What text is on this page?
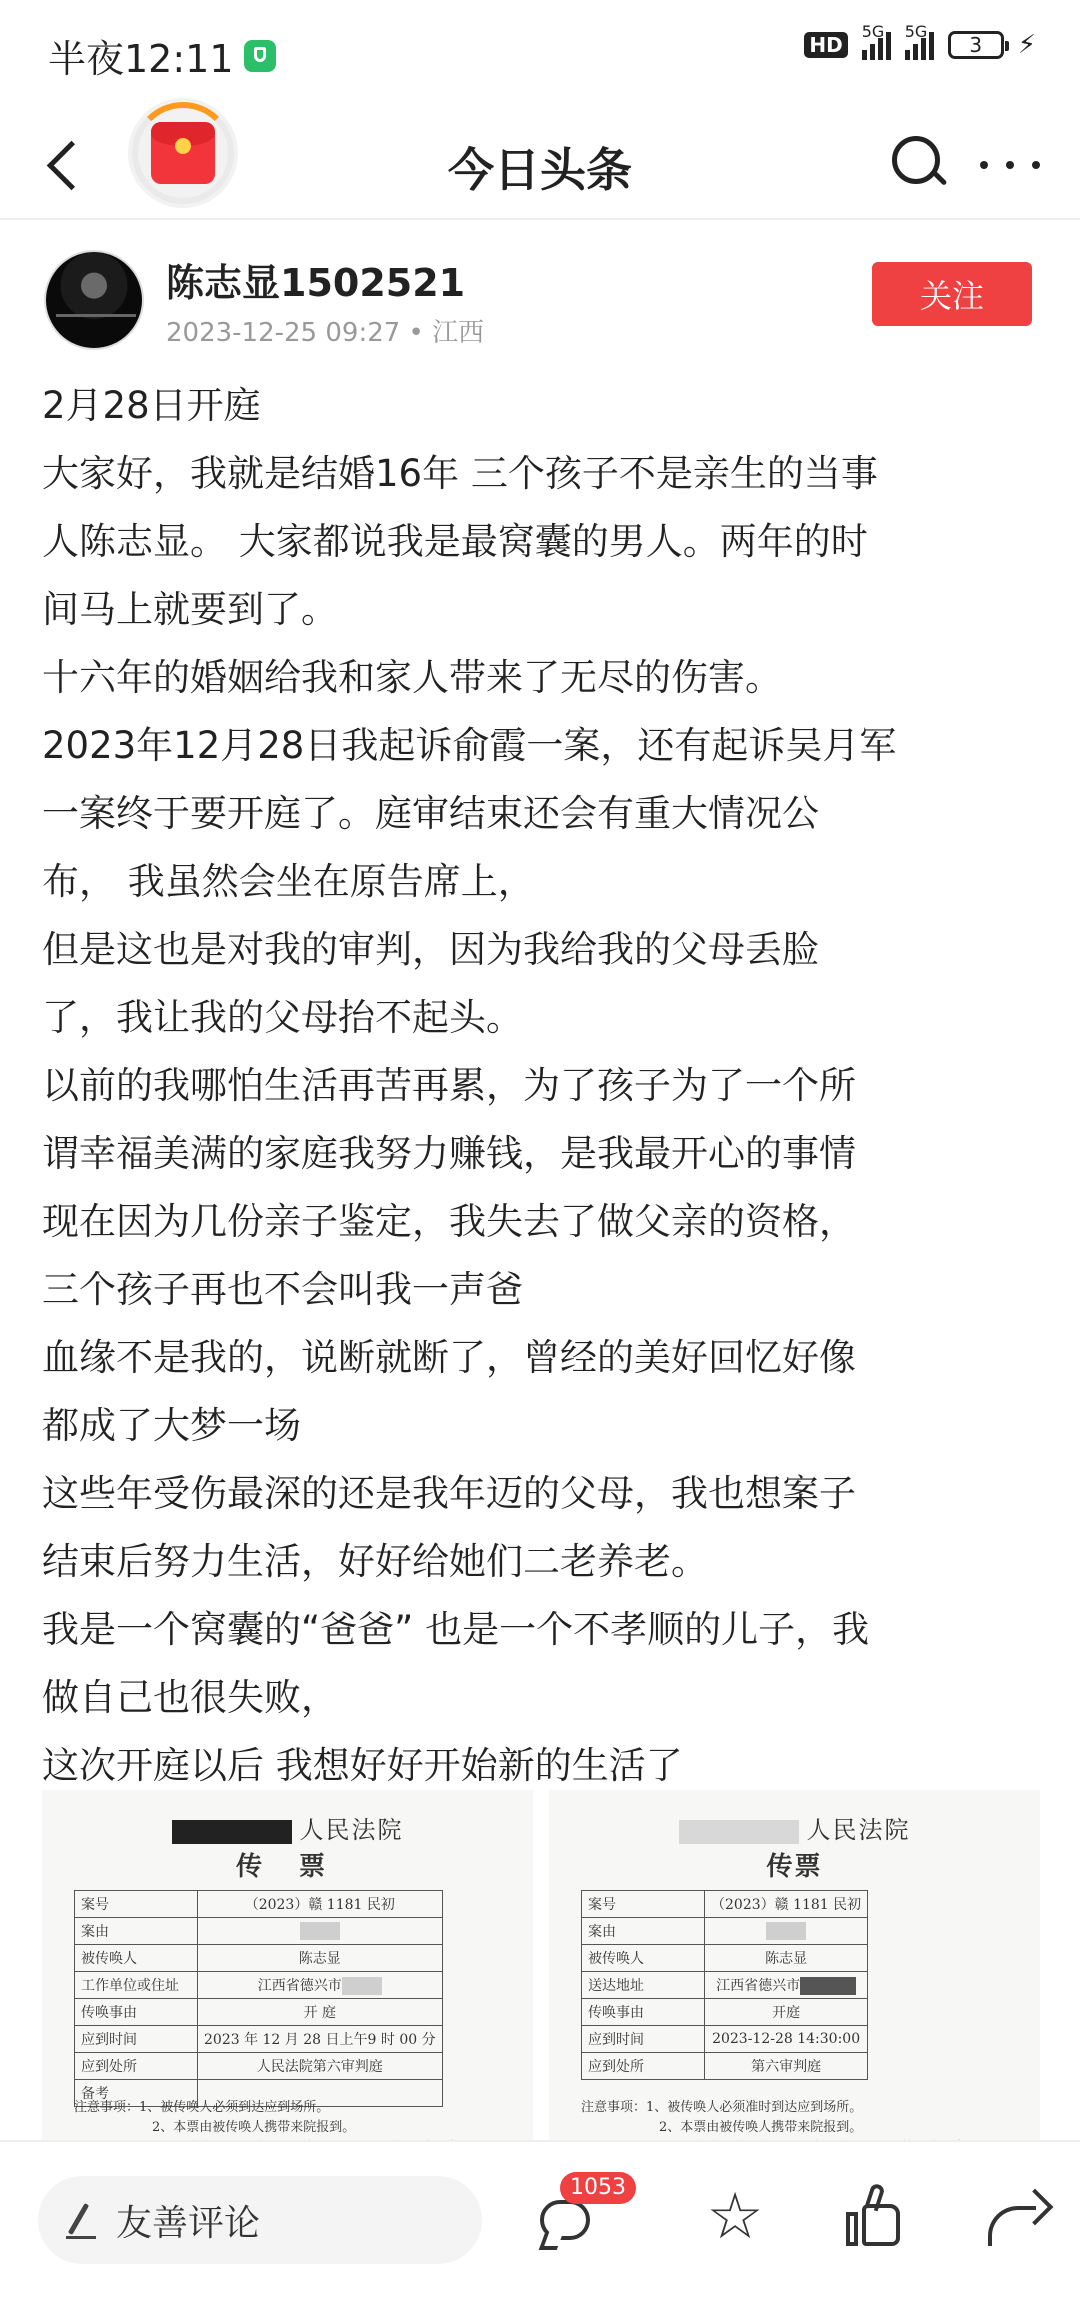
半夜12:11	HD
5G 5G
3 ⚡
今日头条
陈志显1502521
2023-12-25 09:27 • 江西
关注

2月28日开庭

大家好，我就是结婚16年 三个孩子不是亲生的当事

人陈志显。 大家都说我是最窝囊的男人。两年的时

间马上就要到了。

十六年的婚姻给我和家人带来了无尽的伤害。

2023年12月28日我起诉俞霞一案，还有起诉吴月军

一案终于要开庭了。庭审结束还会有重大情况公

布， 我虽然会坐在原告席上，

但是这也是对我的审判，因为我给我的父母丢脸

了，我让我的父母抬不起头。

以前的我哪怕生活再苦再累，为了孩子为了一个所

谓幸福美满的家庭我努力赚钱，是我最开心的事情

现在因为几份亲子鉴定，我失去了做父亲的资格，

三个孩子再也不会叫我一声爸

血缘不是我的，说断就断了，曾经的美好回忆好像

都成了大梦一场

这些年受伤最深的还是我年迈的父母，我也想案子

结束后努力生活，好好给她们二老养老。

我是一个窝囊的“爸爸” 也是一个不孝顺的儿子，我

做自己也很失败，

这次开庭以后 我想好好开始新的生活了

人民法院
传 票
案号	（2023）赣 1181 民初
案由	
被传唤人	陈志显
工作单位或住址	江西省德兴市
传唤事由	开 庭
应到时间	2023 年 12 月 28 日上午9 时 00 分
应到处所	人民法院第六审判庭
备考	
注意事项：1、被传唤人必须到达应到场所。
2、本票由被传唤人携带来院报到。
人民法院
传票
案号	（2023）赣 1181 民初
案由	
被传唤人	陈志显
送达地址	江西省德兴市
传唤事由	开庭
应到时间	2023-12-28 14:30:00
应到处所	第六审判庭
注意事项：1、被传唤人必须准时到达应到场所。
2、本票由被传唤人携带来院报到。
友善评论
1053 ☆
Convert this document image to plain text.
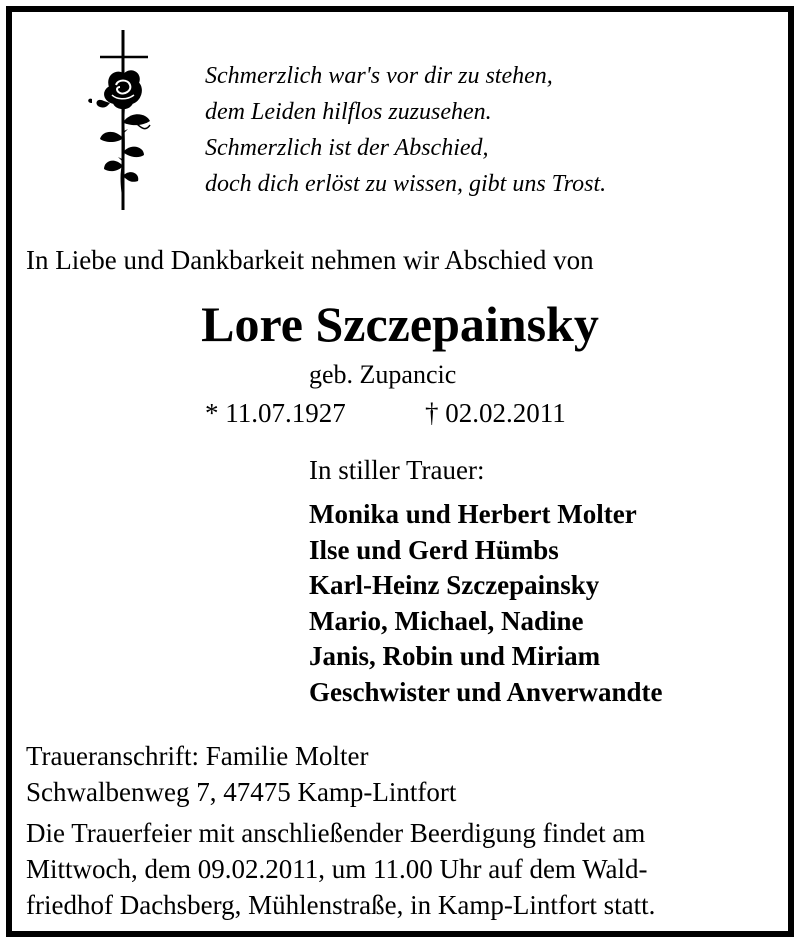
Schmerzlich war's vor dir zu stehen,
dem Leiden hilflos zuzusehen.
Schmerzlich ist der Abschied,
doch dich erlöst zu wissen, gibt uns Trost.
In Liebe und Dankbarkeit nehmen wir Abschied von
Lore Szczepainsky
geb. Zupancic
* 11.07.1927	† 02.02.2011
In stiller Trauer:
Monika und Herbert Molter
Ilse und Gerd Hümbs
Karl-Heinz Szczepainsky
Mario, Michael, Nadine
Janis, Robin und Miriam
Geschwister und Anverwandte
Traueranschrift: Familie Molter
Schwalbenweg 7, 47475 Kamp-Lintfort
Die Trauerfeier mit anschließender Beerdigung findet am
Mittwoch, dem 09.02.2011, um 11.00 Uhr auf dem Wald-
friedhof Dachsberg, Mühlenstraße, in Kamp-Lintfort statt.
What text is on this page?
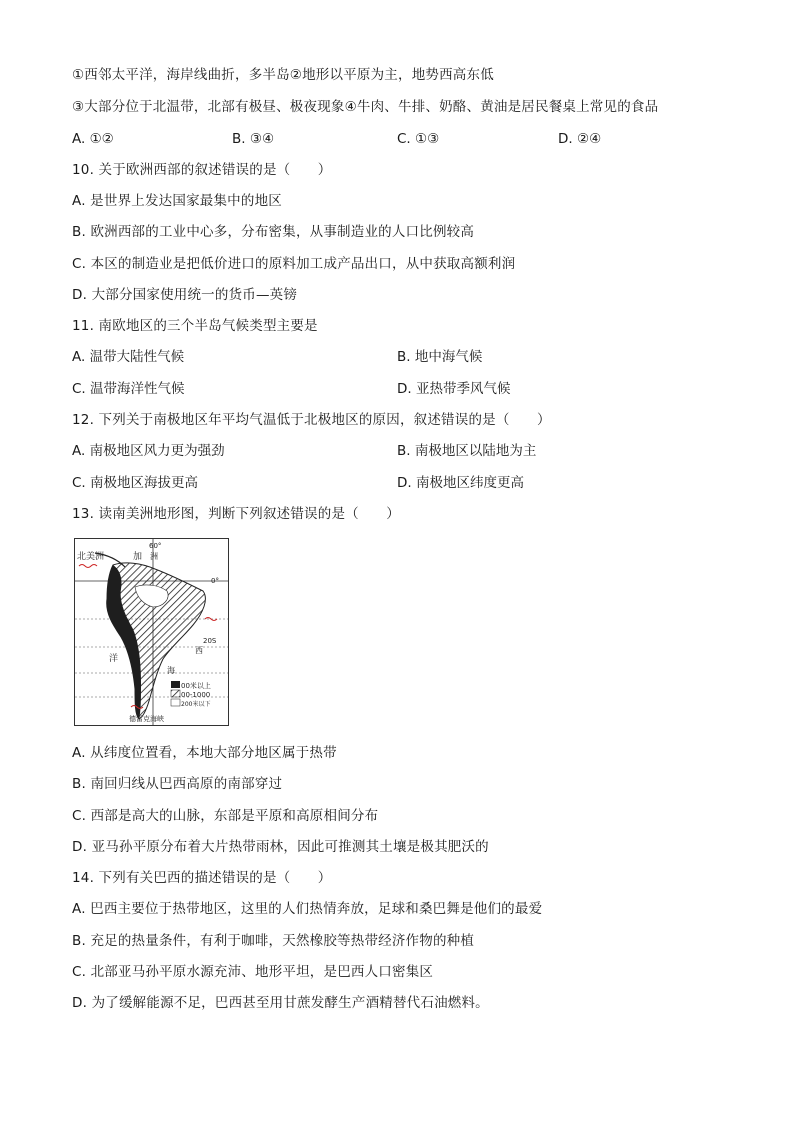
①西邻太平洋，海岸线曲折，多半岛②地形以平原为主，地势西高东低
③大部分位于北温带，北部有极昼、极夜现象④牛肉、牛排、奶酪、黄油是居民餐桌上常见的食品
A. ①②	B. ③④	C. ①③	D. ②④
10. 关于欧洲西部的叙述错误的是（　　）
A. 是世界上发达国家最集中的地区
B. 欧洲西部的工业中心多，分布密集，从事制造业的人口比例较高
C. 本区的制造业是把低价进口的原料加工成产品出口，从中获取高额利润
D. 大部分国家使用统一的货币—英镑
11. 南欧地区的三个半岛气候类型主要是
A. 温带大陆性气候	B. 地中海气候
C. 温带海洋性气候	D. 亚热带季风气候
12. 下列关于南极地区年平均气温低于北极地区的原因，叙述错误的是（　　）
A. 南极地区风力更为强劲	B. 南极地区以陆地为主
C. 南极地区海拔更高	D. 南极地区纬度更高
13. 读南美洲地形图，判断下列叙述错误的是（　　）
北美洲	加
60°
洲
0°
洋
20S
西
海
00米以上
00-1000
200米以下
德雷克海峡
A. 从纬度位置看，本地大部分地区属于热带
B. 南回归线从巴西高原的南部穿过
C. 西部是高大的山脉，东部是平原和高原相间分布
D. 亚马孙平原分布着大片热带雨林，因此可推测其土壤是极其肥沃的
14. 下列有关巴西的描述错误的是（　　）
A. 巴西主要位于热带地区，这里的人们热情奔放，足球和桑巴舞是他们的最爱
B. 充足的热量条件，有利于咖啡，天然橡胶等热带经济作物的种植
C. 北部亚马孙平原水源充沛、地形平坦，是巴西人口密集区
D. 为了缓解能源不足，巴西甚至用甘蔗发酵生产酒精替代石油燃料。
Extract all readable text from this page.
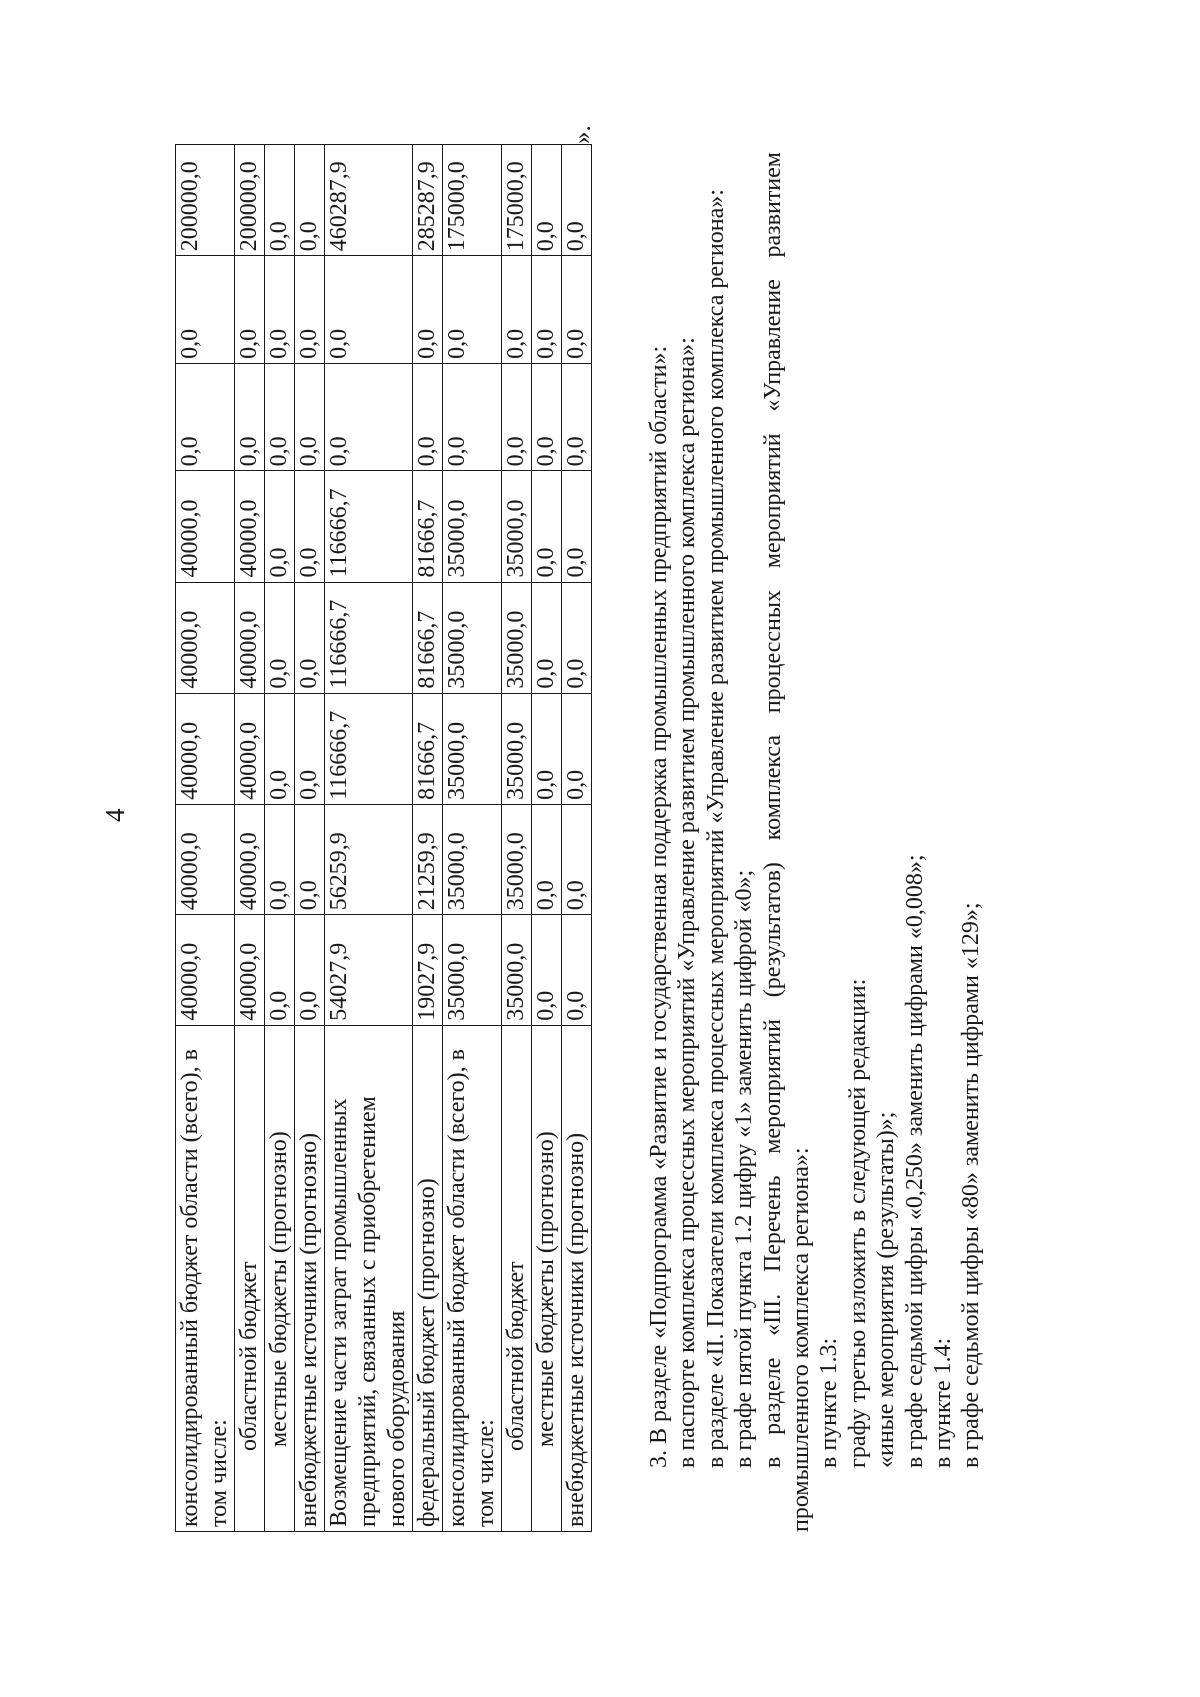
4
консолидированный бюджет области (всего), в том числе:	40000,0	40000,0	40000,0	40000,0	40000,0	0,0	0,0	200000,0
областной бюджет	40000,0	40000,0	40000,0	40000,0	40000,0	0,0	0,0	200000,0
местные бюджеты (прогнозно)	0,0	0,0	0,0	0,0	0,0	0,0	0,0	0,0
внебюджетные источники (прогнозно)	0,0	0,0	0,0	0,0	0,0	0,0	0,0	0,0
Возмещение части затрат промышленных предприятий, связанных с приобретением нового оборудования	54027,9	56259,9	116666,7	116666,7	116666,7	0,0	0,0	460287,9
федеральный бюджет (прогнозно)	19027,9	21259,9	81666,7	81666,7	81666,7	0,0	0,0	285287,9
консолидированный бюджет области (всего), в том числе:	35000,0	35000,0	35000,0	35000,0	35000,0	0,0	0,0	175000,0
областной бюджет	35000,0	35000,0	35000,0	35000,0	35000,0	0,0	0,0	175000,0
местные бюджеты (прогнозно)	0,0	0,0	0,0	0,0	0,0	0,0	0,0	0,0
внебюджетные источники (прогнозно)	0,0	0,0	0,0	0,0	0,0	0,0	0,0	0,0
».

3. В разделе «Подпрограмма «Развитие и государственная поддержка промышленных предприятий области»: в паспорте комплекса процессных мероприятий «Управление развитием промышленного комплекса региона»: в разделе «II. Показатели комплекса процессных мероприятий «Управление развитием промышленного комплекса региона»: в графе пятой пункта 1.2 цифру «1» заменить цифрой «0»; в разделе «III. Перечень мероприятий (результатов) комплекса процессных мероприятий «Управление развитием промышленного комплекса региона»: в пункте 1.3: графу третью изложить в следующей редакции: «иные мероприятия (результаты)»; в графе седьмой цифры «0,250» заменить цифрами «0,008»; в пункте 1.4: в графе седьмой цифры «80» заменить цифрами «129»;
------------------------------
Goal> Pictures in the records above should not be copied. Repeat everything else exactly.

Solution to the exercise>
What text is on this page?
半夜12:11	HD
5G 5G
3 ⚡
今日头条
陈志显1502521
2023-12-25 09:27 • 江西
关注

2月28日开庭

大家好，我就是结婚16年 三个孩子不是亲生的当事

人陈志显。 大家都说我是最窝囊的男人。两年的时

间马上就要到了。

十六年的婚姻给我和家人带来了无尽的伤害。

2023年12月28日我起诉俞霞一案，还有起诉吴月军

一案终于要开庭了。庭审结束还会有重大情况公

布， 我虽然会坐在原告席上，

但是这也是对我的审判，因为我给我的父母丢脸

了，我让我的父母抬不起头。

以前的我哪怕生活再苦再累，为了孩子为了一个所

谓幸福美满的家庭我努力赚钱，是我最开心的事情

现在因为几份亲子鉴定，我失去了做父亲的资格，

三个孩子再也不会叫我一声爸

血缘不是我的，说断就断了，曾经的美好回忆好像

都成了大梦一场

这些年受伤最深的还是我年迈的父母，我也想案子

结束后努力生活，好好给她们二老养老。

我是一个窝囊的“爸爸” 也是一个不孝顺的儿子，我

做自己也很失败，

这次开庭以后 我想好好开始新的生活了

人民法院
传 票
案号	（2023）赣 1181 民初
案由	
被传唤人	陈志显
工作单位或住址	江西省德兴市
传唤事由	开 庭
应到时间	2023 年 12 月 28 日上午9 时 00 分
应到处所	人民法院第六审判庭
备考	
注意事项：1、被传唤人必须到达应到场所。
2、本票由被传唤人携带来院报到。
人民法院
传票
案号	（2023）赣 1181 民初
案由	
被传唤人	陈志显
送达地址	江西省德兴市
传唤事由	开庭
应到时间	2023-12-28 14:30:00
应到处所	第六审判庭
注意事项：1、被传唤人必须准时到达应到场所。
2、本票由被传唤人携带来院报到。
友善评论
1053 ☆
Convert this document image to plain text.
Schmerzlich war's vor dir zu stehen,
dem Leiden hilflos zuzusehen.
Schmerzlich ist der Abschied,
doch dich erlöst zu wissen, gibt uns Trost.
In Liebe und Dankbarkeit nehmen wir Abschied von
Lore Szczepainsky
geb. Zupancic
* 11.07.1927	† 02.02.2011
In stiller Trauer:
Monika und Herbert Molter
Ilse und Gerd Hümbs
Karl-Heinz Szczepainsky
Mario, Michael, Nadine
Janis, Robin und Miriam
Geschwister und Anverwandte
Traueranschrift: Familie Molter
Schwalbenweg 7, 47475 Kamp-Lintfort
Die Trauerfeier mit anschließender Beerdigung findet am
Mittwoch, dem 09.02.2011, um 11.00 Uhr auf dem Wald-
friedhof Dachsberg, Mühlenstraße, in Kamp-Lintfort statt.
What text is on this page?
①西邻太平洋，海岸线曲折，多半岛②地形以平原为主，地势西高东低
③大部分位于北温带，北部有极昼、极夜现象④牛肉、牛排、奶酪、黄油是居民餐桌上常见的食品
A. ①②	B. ③④	C. ①③	D. ②④
10. 关于欧洲西部的叙述错误的是（　　）
A. 是世界上发达国家最集中的地区
B. 欧洲西部的工业中心多，分布密集，从事制造业的人口比例较高
C. 本区的制造业是把低价进口的原料加工成产品出口，从中获取高额利润
D. 大部分国家使用统一的货币—英镑
11. 南欧地区的三个半岛气候类型主要是
A. 温带大陆性气候	B. 地中海气候
C. 温带海洋性气候	D. 亚热带季风气候
12. 下列关于南极地区年平均气温低于北极地区的原因，叙述错误的是（　　）
A. 南极地区风力更为强劲	B. 南极地区以陆地为主
C. 南极地区海拔更高	D. 南极地区纬度更高
13. 读南美洲地形图，判断下列叙述错误的是（　　）
北美洲	加
60°
洲
0°
洋
20S
西
海
00米以上
00-1000
200米以下
德雷克海峡
A. 从纬度位置看，本地大部分地区属于热带
B. 南回归线从巴西高原的南部穿过
C. 西部是高大的山脉，东部是平原和高原相间分布
D. 亚马孙平原分布着大片热带雨林，因此可推测其土壤是极其肥沃的
14. 下列有关巴西的描述错误的是（　　）
A. 巴西主要位于热带地区，这里的人们热情奔放，足球和桑巴舞是他们的最爱
B. 充足的热量条件，有利于咖啡，天然橡胶等热带经济作物的种植
C. 北部亚马孙平原水源充沛、地形平坦，是巴西人口密集区
D. 为了缓解能源不足，巴西甚至用甘蔗发酵生产酒精替代石油燃料。
Extract all readable text from this page.
4
консолидированный бюджет области (всего), в том числе:	40000,0	40000,0	40000,0	40000,0	40000,0	0,0	0,0	200000,0
областной бюджет	40000,0	40000,0	40000,0	40000,0	40000,0	0,0	0,0	200000,0
местные бюджеты (прогнозно)	0,0	0,0	0,0	0,0	0,0	0,0	0,0	0,0
внебюджетные источники (прогнозно)	0,0	0,0	0,0	0,0	0,0	0,0	0,0	0,0
Возмещение части затрат промышленных предприятий, связанных с приобретением нового оборудования	54027,9	56259,9	116666,7	116666,7	116666,7	0,0	0,0	460287,9
федеральный бюджет (прогнозно)	19027,9	21259,9	81666,7	81666,7	81666,7	0,0	0,0	285287,9
консолидированный бюджет области (всего), в том числе:	35000,0	35000,0	35000,0	35000,0	35000,0	0,0	0,0	175000,0
областной бюджет	35000,0	35000,0	35000,0	35000,0	35000,0	0,0	0,0	175000,0
местные бюджеты (прогнозно)	0,0	0,0	0,0	0,0	0,0	0,0	0,0	0,0
внебюджетные источники (прогнозно)	0,0	0,0	0,0	0,0	0,0	0,0	0,0	0,0
».

3. В разделе «Подпрограмма «Развитие и государственная поддержка промышленных предприятий области»: в паспорте комплекса процессных мероприятий «Управление развитием промышленного комплекса региона»: в разделе «II. Показатели комплекса процессных мероприятий «Управление развитием промышленного комплекса региона»: в графе пятой пункта 1.2 цифру «1» заменить цифрой «0»; в разделе «III. Перечень мероприятий (результатов) комплекса процессных мероприятий «Управление развитием промышленного комплекса региона»: в пункте 1.3: графу третью изложить в следующей редакции: «иные мероприятия (результаты)»; в графе седьмой цифры «0,250» заменить цифрами «0,008»; в пункте 1.4: в графе седьмой цифры «80» заменить цифрами «129»;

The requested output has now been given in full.